### TASK PROMPT
Each line of the data that includes the string "جعفر" is to be copied out.

### INFORMATION SUPPLIED
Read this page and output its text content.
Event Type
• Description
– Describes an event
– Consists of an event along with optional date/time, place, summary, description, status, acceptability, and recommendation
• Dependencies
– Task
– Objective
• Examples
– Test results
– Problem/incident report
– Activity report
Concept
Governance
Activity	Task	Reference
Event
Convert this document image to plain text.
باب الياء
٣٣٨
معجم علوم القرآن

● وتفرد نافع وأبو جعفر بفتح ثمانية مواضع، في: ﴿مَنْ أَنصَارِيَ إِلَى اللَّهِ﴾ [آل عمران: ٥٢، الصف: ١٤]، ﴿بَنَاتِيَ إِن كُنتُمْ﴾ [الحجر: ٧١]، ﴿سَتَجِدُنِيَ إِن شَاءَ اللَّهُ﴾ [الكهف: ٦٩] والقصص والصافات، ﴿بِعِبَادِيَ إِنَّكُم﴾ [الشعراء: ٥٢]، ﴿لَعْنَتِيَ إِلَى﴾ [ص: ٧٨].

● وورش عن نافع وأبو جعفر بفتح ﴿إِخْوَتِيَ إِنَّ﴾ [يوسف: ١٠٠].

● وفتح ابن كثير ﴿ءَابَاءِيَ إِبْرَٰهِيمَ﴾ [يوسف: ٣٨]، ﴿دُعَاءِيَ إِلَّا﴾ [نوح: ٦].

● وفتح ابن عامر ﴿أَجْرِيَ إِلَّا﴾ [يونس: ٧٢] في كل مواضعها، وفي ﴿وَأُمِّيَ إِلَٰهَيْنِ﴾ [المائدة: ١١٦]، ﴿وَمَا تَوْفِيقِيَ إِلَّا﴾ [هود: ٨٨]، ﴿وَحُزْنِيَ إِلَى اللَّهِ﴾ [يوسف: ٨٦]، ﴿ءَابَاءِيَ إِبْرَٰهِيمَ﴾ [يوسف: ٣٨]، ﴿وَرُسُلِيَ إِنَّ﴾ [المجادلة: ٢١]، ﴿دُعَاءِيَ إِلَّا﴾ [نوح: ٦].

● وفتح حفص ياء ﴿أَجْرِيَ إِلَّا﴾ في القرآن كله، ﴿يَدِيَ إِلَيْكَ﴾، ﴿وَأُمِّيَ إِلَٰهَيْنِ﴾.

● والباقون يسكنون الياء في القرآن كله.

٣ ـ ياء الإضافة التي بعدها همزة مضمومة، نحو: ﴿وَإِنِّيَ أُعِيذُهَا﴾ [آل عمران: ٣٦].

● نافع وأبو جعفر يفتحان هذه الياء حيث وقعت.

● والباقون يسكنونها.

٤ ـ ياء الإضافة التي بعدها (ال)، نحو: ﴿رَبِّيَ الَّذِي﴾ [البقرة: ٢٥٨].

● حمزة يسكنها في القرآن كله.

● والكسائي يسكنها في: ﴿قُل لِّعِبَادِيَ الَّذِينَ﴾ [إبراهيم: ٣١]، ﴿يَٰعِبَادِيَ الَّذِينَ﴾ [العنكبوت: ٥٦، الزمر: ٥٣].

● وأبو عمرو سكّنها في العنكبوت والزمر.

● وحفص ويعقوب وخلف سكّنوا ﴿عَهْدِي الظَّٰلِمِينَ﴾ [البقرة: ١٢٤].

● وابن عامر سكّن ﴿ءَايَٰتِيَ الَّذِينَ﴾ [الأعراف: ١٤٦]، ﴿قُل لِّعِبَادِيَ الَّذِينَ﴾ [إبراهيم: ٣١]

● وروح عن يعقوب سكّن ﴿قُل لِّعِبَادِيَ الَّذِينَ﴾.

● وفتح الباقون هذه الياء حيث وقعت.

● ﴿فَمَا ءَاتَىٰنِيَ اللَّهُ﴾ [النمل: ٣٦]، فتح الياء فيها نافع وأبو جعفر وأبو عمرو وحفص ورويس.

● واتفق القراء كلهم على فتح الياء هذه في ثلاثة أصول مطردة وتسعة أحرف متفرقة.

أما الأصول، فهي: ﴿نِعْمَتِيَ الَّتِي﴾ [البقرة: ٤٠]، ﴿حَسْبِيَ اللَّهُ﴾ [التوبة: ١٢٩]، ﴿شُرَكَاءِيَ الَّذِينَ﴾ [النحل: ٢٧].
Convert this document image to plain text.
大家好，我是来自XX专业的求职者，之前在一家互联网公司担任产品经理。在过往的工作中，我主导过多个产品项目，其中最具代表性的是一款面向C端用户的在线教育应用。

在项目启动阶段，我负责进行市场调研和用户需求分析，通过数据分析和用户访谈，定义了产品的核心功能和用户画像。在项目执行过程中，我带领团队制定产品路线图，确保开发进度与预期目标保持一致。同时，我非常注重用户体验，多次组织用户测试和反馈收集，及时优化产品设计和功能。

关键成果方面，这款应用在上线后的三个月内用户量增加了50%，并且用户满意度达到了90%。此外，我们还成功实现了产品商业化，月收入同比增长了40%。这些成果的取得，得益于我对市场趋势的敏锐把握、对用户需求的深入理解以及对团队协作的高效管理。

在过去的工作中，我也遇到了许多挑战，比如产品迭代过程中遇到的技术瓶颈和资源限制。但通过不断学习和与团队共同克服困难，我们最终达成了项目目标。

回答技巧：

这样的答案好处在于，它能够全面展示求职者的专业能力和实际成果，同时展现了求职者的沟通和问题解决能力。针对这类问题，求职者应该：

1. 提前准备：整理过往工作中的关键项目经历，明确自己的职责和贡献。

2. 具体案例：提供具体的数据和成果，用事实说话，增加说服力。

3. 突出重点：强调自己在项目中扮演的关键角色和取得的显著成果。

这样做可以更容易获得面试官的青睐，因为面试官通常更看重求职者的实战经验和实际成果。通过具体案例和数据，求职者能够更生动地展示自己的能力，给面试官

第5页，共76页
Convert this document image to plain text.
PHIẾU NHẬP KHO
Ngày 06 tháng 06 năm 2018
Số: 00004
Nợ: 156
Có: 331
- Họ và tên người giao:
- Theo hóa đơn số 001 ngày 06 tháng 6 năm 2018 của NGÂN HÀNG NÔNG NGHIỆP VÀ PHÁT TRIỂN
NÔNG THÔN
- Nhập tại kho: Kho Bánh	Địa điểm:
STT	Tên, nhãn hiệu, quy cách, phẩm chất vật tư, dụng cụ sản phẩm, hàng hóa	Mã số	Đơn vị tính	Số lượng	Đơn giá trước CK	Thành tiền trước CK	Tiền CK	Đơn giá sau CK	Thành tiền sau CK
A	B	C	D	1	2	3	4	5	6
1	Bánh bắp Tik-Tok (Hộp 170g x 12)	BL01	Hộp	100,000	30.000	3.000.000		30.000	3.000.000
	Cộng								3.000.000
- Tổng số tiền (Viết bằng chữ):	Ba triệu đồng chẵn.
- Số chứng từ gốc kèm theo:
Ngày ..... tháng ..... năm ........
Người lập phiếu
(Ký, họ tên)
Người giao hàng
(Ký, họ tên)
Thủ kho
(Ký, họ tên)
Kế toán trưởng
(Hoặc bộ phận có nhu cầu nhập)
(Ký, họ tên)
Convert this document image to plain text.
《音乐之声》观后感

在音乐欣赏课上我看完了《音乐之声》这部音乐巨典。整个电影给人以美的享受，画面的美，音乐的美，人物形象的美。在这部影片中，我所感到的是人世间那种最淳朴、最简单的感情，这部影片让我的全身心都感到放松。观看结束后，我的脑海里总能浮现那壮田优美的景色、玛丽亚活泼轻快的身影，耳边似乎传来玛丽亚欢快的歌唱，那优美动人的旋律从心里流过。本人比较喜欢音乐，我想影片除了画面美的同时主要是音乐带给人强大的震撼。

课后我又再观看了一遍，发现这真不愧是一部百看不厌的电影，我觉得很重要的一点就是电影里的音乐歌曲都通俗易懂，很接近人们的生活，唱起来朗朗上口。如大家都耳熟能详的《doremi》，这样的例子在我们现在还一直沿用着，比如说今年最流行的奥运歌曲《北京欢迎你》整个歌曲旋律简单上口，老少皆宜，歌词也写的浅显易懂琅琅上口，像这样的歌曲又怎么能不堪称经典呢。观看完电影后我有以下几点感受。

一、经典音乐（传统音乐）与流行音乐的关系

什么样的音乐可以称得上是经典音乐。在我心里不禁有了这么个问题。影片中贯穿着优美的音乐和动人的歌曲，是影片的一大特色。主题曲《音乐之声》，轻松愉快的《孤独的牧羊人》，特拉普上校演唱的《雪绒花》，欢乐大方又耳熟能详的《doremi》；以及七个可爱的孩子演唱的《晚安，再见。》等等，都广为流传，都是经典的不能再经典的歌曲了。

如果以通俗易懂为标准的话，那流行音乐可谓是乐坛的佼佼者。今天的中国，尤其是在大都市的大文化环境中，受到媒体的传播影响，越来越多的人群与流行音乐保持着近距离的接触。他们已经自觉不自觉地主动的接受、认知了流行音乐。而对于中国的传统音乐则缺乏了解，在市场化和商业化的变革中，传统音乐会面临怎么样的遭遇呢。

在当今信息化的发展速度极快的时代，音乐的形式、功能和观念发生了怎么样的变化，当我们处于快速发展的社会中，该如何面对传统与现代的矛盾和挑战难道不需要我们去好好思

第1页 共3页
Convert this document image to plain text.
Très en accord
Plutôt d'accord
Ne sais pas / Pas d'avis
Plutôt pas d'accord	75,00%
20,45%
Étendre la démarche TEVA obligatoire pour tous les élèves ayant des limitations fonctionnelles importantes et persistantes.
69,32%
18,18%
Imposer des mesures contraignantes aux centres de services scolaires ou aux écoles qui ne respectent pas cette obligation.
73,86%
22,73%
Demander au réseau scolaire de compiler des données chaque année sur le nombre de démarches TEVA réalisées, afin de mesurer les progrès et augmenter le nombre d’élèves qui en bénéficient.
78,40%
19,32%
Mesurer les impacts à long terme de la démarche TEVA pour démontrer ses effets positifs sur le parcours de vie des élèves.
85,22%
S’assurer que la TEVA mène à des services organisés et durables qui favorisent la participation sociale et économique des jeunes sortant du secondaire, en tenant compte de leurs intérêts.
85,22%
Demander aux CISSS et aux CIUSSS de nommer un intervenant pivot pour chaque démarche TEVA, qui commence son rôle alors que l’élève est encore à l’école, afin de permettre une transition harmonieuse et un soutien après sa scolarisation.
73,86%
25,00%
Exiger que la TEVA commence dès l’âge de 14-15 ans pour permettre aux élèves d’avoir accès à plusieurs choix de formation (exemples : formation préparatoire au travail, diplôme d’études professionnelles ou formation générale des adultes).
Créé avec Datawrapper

### THE COMPLETED TASK
● وتفرد نافع وأبو جعفر بفتح ثمانية مواضع، في: ﴿مَنْ أَنصَارِيَ إِلَى اللَّهِ﴾ [آل عمران: ٥٢، الصف: ١٤]، ﴿بَنَاتِيَ إِن كُنتُمْ﴾ [الحجر: ٧١]، ﴿سَتَجِدُنِيَ إِن شَاءَ اللَّهُ﴾ [الكهف: ٦٩] والقصص والصافات، ﴿بِعِبَادِيَ إِنَّكُم﴾ [الشعراء: ٥٢]، ﴿لَعْنَتِيَ إِلَى﴾ [ص: ٧٨].
● وورش عن نافع وأبو جعفر بفتح ﴿إِخْوَتِيَ إِنَّ﴾ [يوسف: ١٠٠].
● نافع وأبو جعفر يفتحان هذه الياء حيث وقعت.
● ﴿فَمَا ءَاتَىٰنِيَ اللَّهُ﴾ [النمل: ٣٦]، فتح الياء فيها نافع وأبو جعفر وأبو عمرو وحفص ورويس.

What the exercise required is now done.